begin Exercise input

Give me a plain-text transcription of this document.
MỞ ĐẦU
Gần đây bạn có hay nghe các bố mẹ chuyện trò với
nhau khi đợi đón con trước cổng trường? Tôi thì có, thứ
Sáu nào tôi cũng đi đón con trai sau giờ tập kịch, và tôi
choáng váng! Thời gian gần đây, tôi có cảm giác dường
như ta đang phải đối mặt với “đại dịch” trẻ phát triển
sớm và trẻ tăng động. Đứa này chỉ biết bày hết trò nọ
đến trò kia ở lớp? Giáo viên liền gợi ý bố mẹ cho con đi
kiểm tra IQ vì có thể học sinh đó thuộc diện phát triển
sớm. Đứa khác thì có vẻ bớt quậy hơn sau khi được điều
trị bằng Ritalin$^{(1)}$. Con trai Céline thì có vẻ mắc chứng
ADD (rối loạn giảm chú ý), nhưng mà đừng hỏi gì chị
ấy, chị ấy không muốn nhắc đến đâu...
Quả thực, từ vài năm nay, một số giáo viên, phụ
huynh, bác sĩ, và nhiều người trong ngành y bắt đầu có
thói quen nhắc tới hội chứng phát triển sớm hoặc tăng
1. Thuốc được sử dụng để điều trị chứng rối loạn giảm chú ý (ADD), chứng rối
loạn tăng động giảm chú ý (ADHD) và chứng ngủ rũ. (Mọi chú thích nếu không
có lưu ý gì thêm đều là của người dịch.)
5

end Exercise input

*What you need to do*.
From the entries above, pull out each line that includes "triển".

*Result below*.
như ta đang phải đối mặt với “đại dịch” trẻ phát triển
kiểm tra IQ vì có thể học sinh đó thuộc diện phát triển
thói quen nhắc tới hội chứng phát triển sớm hoặc tăng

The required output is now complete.